**Short exercise:**
Without skipping anything, write out each record below exactly.

**Provided records:**

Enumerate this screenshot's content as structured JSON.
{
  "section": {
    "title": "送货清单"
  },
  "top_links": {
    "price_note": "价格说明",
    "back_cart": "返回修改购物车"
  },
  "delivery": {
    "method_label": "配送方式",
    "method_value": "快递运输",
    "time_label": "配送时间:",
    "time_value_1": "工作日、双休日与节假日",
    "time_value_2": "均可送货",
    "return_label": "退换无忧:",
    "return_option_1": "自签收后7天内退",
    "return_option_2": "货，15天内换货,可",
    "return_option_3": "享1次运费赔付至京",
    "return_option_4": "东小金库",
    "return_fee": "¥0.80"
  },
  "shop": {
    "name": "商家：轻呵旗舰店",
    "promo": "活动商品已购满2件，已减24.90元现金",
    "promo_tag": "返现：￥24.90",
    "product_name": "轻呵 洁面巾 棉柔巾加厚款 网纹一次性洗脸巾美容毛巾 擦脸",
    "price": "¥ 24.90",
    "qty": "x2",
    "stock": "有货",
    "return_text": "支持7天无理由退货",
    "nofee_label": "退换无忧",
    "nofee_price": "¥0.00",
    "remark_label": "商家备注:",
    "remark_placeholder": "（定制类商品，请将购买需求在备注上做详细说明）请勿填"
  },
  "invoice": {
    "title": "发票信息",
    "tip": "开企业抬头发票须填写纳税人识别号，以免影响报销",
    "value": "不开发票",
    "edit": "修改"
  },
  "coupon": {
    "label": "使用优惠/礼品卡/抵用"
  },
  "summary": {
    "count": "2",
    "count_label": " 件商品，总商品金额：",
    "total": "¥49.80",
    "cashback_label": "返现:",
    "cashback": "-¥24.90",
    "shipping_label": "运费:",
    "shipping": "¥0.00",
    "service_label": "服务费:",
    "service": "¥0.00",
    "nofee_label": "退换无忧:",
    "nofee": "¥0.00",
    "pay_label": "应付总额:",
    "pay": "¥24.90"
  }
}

**Right answer:**
Enumerate this screenshot's content as structured JSON.
{
  "section": {
    "title": "送货清单"
  },
  "top_links": {
    "price_note": "价格说明",
    "back_cart": "返回修改购物车"
  },
  "delivery": {
    "method_label": "配送方式",
    "method_value": "快递运输",
    "time_label": "配送时间:",
    "time_value_1": "工作日、双休日与节假日",
    "time_value_2": "均可送货",
    "return_label": "退换无忧:",
    "return_option_1": "自签收后7天内退",
    "return_option_2": "货，15天内换货,可",
    "return_option_3": "享1次运费赔付至京",
    "return_option_4": "东小金库",
    "return_fee": "¥0.80"
  },
  "shop": {
    "name": "商家：轻呵旗舰店",
    "promo": "活动商品已购满2件，已减24.90元现金",
    "promo_tag": "返现：￥24.90",
    "product_name": "轻呵 洁面巾 棉柔巾加厚款 网纹一次性洗脸巾美容毛巾 擦脸",
    "price": "¥ 24.90",
    "qty": "x2",
    "stock": "有货",
    "return_text": "支持7天无理由退货",
    "nofee_label": "退换无忧",
    "nofee_price": "¥0.00",
    "remark_label": "商家备注:",
    "remark_placeholder": "（定制类商品，请将购买需求在备注上做详细说明）请勿填"
  },
  "invoice": {
    "title": "发票信息",
    "tip": "开企业抬头发票须填写纳税人识别号，以免影响报销",
    "value": "不开发票",
    "edit": "修改"
  },
  "coupon": {
    "label": "使用优惠/礼品卡/抵用"
  },
  "summary": {
    "count": "2",
    "count_label": " 件商品，总商品金额：",
    "total": "¥49.80",
    "cashback_label": "返现:",
    "cashback": "-¥24.90",
    "shipping_label": "运费:",
    "shipping": "¥0.00",
    "service_label": "服务费:",
    "service": "¥0.00",
    "nofee_label": "退换无忧:",
    "nofee": "¥0.00",
    "pay_label": "应付总额:",
    "pay": "¥24.90"
  }
}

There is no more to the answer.